WHAT IS ASKED:
Report only the number of lines that hold the word "Samsung".

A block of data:
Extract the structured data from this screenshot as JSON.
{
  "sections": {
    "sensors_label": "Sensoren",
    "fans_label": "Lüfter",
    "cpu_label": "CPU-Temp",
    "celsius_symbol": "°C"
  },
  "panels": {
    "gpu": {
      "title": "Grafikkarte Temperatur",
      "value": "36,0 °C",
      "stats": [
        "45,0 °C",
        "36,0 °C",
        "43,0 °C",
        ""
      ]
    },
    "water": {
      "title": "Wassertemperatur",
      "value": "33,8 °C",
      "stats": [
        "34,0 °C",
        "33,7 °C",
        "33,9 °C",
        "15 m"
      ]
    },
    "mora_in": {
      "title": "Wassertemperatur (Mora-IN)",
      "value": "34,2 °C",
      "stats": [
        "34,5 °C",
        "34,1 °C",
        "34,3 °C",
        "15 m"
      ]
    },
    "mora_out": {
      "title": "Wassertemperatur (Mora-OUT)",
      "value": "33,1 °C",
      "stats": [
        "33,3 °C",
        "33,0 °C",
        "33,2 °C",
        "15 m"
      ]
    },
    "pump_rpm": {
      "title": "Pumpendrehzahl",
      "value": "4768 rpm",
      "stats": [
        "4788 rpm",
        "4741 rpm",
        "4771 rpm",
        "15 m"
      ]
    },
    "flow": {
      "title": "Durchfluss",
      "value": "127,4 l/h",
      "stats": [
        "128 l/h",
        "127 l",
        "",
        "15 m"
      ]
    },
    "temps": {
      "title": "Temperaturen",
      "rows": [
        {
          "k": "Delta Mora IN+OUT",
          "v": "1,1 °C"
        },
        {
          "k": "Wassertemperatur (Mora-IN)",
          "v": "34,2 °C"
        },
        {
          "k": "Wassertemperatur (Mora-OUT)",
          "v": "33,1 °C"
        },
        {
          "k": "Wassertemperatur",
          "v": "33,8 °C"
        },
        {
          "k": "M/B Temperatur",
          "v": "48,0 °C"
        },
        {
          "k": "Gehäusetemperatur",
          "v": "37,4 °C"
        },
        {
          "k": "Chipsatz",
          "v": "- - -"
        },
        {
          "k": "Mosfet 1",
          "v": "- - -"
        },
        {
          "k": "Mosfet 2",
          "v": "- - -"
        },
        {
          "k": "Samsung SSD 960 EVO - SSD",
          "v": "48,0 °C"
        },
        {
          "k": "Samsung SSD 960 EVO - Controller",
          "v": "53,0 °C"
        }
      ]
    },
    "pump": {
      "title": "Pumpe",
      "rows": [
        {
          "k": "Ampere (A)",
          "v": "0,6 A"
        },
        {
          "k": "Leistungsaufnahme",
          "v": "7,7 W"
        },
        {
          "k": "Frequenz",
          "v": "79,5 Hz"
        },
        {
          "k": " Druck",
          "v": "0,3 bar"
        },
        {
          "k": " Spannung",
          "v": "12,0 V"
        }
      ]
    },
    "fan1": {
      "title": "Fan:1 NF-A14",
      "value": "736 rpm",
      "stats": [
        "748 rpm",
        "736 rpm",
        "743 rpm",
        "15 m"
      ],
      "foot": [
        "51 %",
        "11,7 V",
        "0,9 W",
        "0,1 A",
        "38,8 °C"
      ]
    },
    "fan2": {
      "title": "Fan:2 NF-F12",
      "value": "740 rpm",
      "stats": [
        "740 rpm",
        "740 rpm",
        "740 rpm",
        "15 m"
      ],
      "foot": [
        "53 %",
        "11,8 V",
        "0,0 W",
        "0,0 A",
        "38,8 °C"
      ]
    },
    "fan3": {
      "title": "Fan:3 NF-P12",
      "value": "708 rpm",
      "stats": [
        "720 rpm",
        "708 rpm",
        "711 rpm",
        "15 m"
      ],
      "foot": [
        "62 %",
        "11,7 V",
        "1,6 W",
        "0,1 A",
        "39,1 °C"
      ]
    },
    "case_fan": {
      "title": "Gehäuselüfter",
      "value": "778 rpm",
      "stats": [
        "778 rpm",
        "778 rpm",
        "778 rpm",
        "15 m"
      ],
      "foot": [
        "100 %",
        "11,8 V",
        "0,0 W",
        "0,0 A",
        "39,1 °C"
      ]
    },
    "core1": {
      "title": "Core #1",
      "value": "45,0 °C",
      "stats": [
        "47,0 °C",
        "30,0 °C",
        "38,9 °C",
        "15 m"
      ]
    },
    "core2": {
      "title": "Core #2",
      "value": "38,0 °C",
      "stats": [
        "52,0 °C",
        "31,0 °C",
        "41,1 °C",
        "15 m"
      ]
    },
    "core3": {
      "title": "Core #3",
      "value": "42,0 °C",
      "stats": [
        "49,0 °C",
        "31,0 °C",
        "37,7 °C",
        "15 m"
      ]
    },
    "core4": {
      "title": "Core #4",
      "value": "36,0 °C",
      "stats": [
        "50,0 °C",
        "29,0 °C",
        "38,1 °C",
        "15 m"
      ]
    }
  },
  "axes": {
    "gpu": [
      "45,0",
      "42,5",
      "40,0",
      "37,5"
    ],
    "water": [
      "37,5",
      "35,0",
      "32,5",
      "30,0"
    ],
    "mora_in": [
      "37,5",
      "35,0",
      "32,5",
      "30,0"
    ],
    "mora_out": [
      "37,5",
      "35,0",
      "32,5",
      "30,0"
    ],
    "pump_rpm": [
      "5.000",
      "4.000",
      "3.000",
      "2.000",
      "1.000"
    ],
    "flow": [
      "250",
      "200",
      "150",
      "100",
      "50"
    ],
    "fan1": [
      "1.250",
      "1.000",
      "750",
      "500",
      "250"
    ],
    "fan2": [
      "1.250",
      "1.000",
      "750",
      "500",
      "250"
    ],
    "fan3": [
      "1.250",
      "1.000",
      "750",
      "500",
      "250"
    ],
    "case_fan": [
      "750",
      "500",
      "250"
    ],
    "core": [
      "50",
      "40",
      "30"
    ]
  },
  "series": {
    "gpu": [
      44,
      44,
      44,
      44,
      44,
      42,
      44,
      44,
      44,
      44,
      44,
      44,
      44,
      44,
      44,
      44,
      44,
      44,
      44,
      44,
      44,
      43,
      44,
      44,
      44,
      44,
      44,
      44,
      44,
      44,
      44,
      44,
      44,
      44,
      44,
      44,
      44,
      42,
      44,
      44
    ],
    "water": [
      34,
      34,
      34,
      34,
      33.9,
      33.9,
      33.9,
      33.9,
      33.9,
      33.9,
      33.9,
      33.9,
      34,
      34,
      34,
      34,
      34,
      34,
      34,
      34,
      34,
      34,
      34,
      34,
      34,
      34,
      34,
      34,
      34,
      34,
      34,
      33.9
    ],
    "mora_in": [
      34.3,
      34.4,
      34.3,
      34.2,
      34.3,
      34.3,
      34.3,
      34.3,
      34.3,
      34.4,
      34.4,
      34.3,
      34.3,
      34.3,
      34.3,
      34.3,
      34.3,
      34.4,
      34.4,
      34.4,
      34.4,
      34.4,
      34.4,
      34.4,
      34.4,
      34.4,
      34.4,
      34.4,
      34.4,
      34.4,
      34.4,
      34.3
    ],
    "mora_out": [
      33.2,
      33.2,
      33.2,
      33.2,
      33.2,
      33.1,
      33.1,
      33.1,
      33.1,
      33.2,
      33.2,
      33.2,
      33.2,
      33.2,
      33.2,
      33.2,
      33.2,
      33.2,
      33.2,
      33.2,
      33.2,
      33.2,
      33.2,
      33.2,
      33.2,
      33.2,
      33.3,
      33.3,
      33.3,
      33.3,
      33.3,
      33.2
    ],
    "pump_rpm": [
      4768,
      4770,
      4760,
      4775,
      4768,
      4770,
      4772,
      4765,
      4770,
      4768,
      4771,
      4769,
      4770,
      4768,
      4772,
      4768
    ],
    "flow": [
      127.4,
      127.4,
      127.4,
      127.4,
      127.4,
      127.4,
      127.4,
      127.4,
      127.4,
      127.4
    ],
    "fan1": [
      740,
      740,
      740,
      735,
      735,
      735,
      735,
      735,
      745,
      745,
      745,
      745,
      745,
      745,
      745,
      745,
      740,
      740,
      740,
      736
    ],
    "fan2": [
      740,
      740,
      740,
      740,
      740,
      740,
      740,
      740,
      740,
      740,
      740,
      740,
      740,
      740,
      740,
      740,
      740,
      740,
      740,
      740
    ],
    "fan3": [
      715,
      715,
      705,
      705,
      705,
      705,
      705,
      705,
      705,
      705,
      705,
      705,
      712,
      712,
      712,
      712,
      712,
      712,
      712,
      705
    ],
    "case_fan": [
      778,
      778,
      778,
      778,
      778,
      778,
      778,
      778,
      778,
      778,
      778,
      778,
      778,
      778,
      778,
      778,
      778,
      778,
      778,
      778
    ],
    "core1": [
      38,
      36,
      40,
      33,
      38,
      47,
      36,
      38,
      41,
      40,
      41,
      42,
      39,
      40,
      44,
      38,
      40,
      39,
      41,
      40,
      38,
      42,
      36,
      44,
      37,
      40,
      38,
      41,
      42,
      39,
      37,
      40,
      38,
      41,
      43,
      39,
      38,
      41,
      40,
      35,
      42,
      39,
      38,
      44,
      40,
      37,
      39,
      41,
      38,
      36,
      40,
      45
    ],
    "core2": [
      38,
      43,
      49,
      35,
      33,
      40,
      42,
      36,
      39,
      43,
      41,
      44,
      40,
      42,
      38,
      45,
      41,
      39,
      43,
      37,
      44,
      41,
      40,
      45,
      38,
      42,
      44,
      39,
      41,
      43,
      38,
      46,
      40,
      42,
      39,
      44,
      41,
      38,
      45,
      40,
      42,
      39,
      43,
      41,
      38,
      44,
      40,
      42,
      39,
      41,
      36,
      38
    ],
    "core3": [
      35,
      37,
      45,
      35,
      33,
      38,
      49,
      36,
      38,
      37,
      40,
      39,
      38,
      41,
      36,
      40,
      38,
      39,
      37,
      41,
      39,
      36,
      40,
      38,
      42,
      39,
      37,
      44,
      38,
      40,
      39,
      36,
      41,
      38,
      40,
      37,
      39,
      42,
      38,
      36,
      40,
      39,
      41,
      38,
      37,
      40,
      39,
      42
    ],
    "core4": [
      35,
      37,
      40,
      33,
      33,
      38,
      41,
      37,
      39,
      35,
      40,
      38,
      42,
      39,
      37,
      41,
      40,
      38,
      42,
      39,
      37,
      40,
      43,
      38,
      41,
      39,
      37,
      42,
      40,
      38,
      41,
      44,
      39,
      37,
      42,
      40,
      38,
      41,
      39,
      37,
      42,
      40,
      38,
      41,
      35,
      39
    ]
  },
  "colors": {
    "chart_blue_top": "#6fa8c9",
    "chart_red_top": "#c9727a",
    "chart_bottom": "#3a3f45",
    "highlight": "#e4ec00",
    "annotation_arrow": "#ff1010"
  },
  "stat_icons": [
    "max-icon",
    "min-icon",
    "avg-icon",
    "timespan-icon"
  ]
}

PROBLEM SOLUTION:
2